Aim of the exercise — Each record that follows should be repeated exactly, minus any images.

--------

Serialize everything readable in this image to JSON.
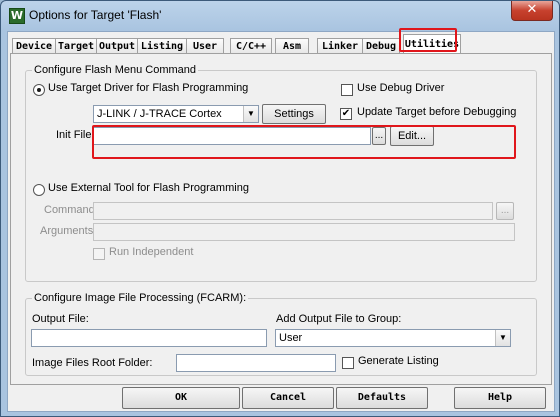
{
  "window": {
    "title": "Options for Target 'Flash'",
    "close_glyph": "✕",
    "icon_glyph": "W"
  },
  "tabs": [
    {
      "label": "Device"
    },
    {
      "label": "Target"
    },
    {
      "label": "Output"
    },
    {
      "label": "Listing"
    },
    {
      "label": "User"
    },
    {
      "label": "C/C++"
    },
    {
      "label": "Asm"
    },
    {
      "label": "Linker"
    },
    {
      "label": "Debug"
    },
    {
      "label": "Utilities",
      "active": true
    }
  ],
  "flash_menu": {
    "legend": "Configure Flash Menu Command",
    "use_target_driver_label": "Use Target Driver for Flash Programming",
    "use_debug_driver_label": "Use Debug Driver",
    "driver_select_value": "J-LINK / J-TRACE Cortex",
    "settings_label": "Settings",
    "update_target_label": "Update Target before Debugging",
    "update_target_checked": "✔",
    "init_file_label": "Init File:",
    "init_file_value": "",
    "browse_label": "...",
    "edit_label": "Edit...",
    "use_external_tool_label": "Use External Tool for Flash Programming",
    "command_label": "Command:",
    "command_browse_label": "...",
    "arguments_label": "Arguments:",
    "run_independent_label": "Run Independent"
  },
  "image_processing": {
    "legend": "Configure Image File Processing (FCARM):",
    "output_file_label": "Output File:",
    "output_file_value": "",
    "add_output_group_label": "Add Output File  to Group:",
    "group_select_value": "User",
    "root_folder_label": "Image Files Root Folder:",
    "root_folder_value": "",
    "generate_listing_label": "Generate Listing"
  },
  "footer": {
    "ok": "OK",
    "cancel": "Cancel",
    "defaults": "Defaults",
    "help": "Help"
  },
  "colors": {
    "highlight": "#e0161b",
    "title_bar": "#a9c4e0",
    "close_button": "#c7412e"
  }
}
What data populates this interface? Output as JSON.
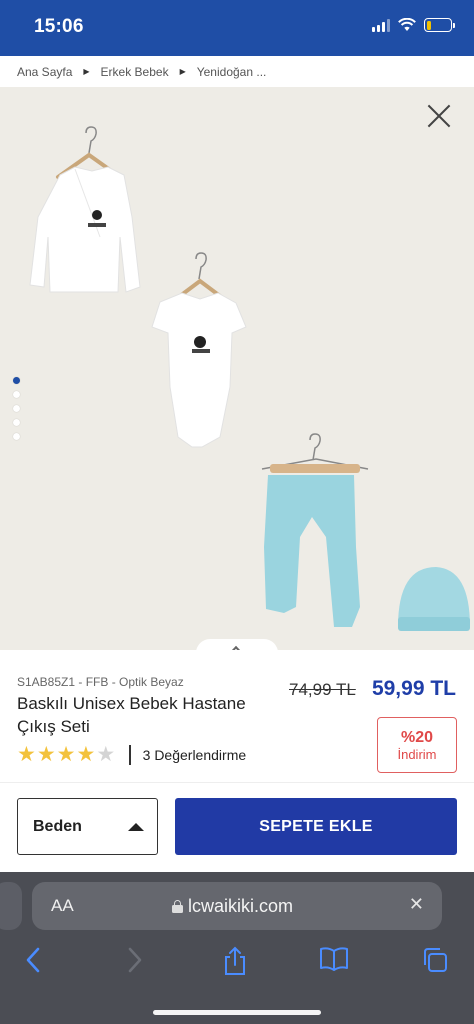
{
  "status_bar": {
    "time": "15:06",
    "battery_color": "#f2c200",
    "battery_level": 0.2
  },
  "breadcrumb": [
    "Ana Sayfa",
    "Erkek Bebek",
    "Yenidoğan ..."
  ],
  "gallery": {
    "image_count": 5,
    "active_index": 0
  },
  "product": {
    "sku_line": "S1AB85Z1 - FFB - Optik Beyaz",
    "title": "Baskılı Unisex Bebek Hastane Çıkış Seti",
    "old_price": "74,99 TL",
    "new_price": "59,99 TL",
    "discount_pct": "%20",
    "discount_label": "İndirim",
    "rating_stars": 4,
    "rating_max": 5,
    "reviews": "3 Değerlendirme"
  },
  "actions": {
    "size_label": "Beden",
    "add_to_cart_label": "SEPETE EKLE"
  },
  "browser": {
    "aa_label": "AA",
    "url": "lcwaikiki.com"
  },
  "colors": {
    "brand_blue": "#1f4ea6",
    "button_blue": "#213aa5",
    "discount_red": "#e04848",
    "star_yellow": "#f3c23c"
  }
}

--------

Solution —
Serialize everything readable in this image to JSON.
{
  "window": {
    "title": "Options for Target 'Flash'",
    "close_glyph": "✕",
    "icon_glyph": "W"
  },
  "tabs": [
    {
      "label": "Device"
    },
    {
      "label": "Target"
    },
    {
      "label": "Output"
    },
    {
      "label": "Listing"
    },
    {
      "label": "User"
    },
    {
      "label": "C/C++"
    },
    {
      "label": "Asm"
    },
    {
      "label": "Linker"
    },
    {
      "label": "Debug"
    },
    {
      "label": "Utilities",
      "active": true
    }
  ],
  "flash_menu": {
    "legend": "Configure Flash Menu Command",
    "use_target_driver_label": "Use Target Driver for Flash Programming",
    "use_debug_driver_label": "Use Debug Driver",
    "driver_select_value": "J-LINK / J-TRACE Cortex",
    "settings_label": "Settings",
    "update_target_label": "Update Target before Debugging",
    "update_target_checked": "✔",
    "init_file_label": "Init File:",
    "init_file_value": "",
    "browse_label": "...",
    "edit_label": "Edit...",
    "use_external_tool_label": "Use External Tool for Flash Programming",
    "command_label": "Command:",
    "command_browse_label": "...",
    "arguments_label": "Arguments:",
    "run_independent_label": "Run Independent"
  },
  "image_processing": {
    "legend": "Configure Image File Processing (FCARM):",
    "output_file_label": "Output File:",
    "output_file_value": "",
    "add_output_group_label": "Add Output File  to Group:",
    "group_select_value": "User",
    "root_folder_label": "Image Files Root Folder:",
    "root_folder_value": "",
    "generate_listing_label": "Generate Listing"
  },
  "footer": {
    "ok": "OK",
    "cancel": "Cancel",
    "defaults": "Defaults",
    "help": "Help"
  },
  "colors": {
    "highlight": "#e0161b",
    "title_bar": "#a9c4e0",
    "close_button": "#c7412e"
  }
}
What data populates this interface? Output as JSON.
{
  "status_bar": {
    "time": "15:06",
    "battery_color": "#f2c200",
    "battery_level": 0.2
  },
  "breadcrumb": [
    "Ana Sayfa",
    "Erkek Bebek",
    "Yenidoğan ..."
  ],
  "gallery": {
    "image_count": 5,
    "active_index": 0
  },
  "product": {
    "sku_line": "S1AB85Z1 - FFB - Optik Beyaz",
    "title": "Baskılı Unisex Bebek Hastane Çıkış Seti",
    "old_price": "74,99 TL",
    "new_price": "59,99 TL",
    "discount_pct": "%20",
    "discount_label": "İndirim",
    "rating_stars": 4,
    "rating_max": 5,
    "reviews": "3 Değerlendirme"
  },
  "actions": {
    "size_label": "Beden",
    "add_to_cart_label": "SEPETE EKLE"
  },
  "browser": {
    "aa_label": "AA",
    "url": "lcwaikiki.com"
  },
  "colors": {
    "brand_blue": "#1f4ea6",
    "button_blue": "#213aa5",
    "discount_red": "#e04848",
    "star_yellow": "#f3c23c"
  }
}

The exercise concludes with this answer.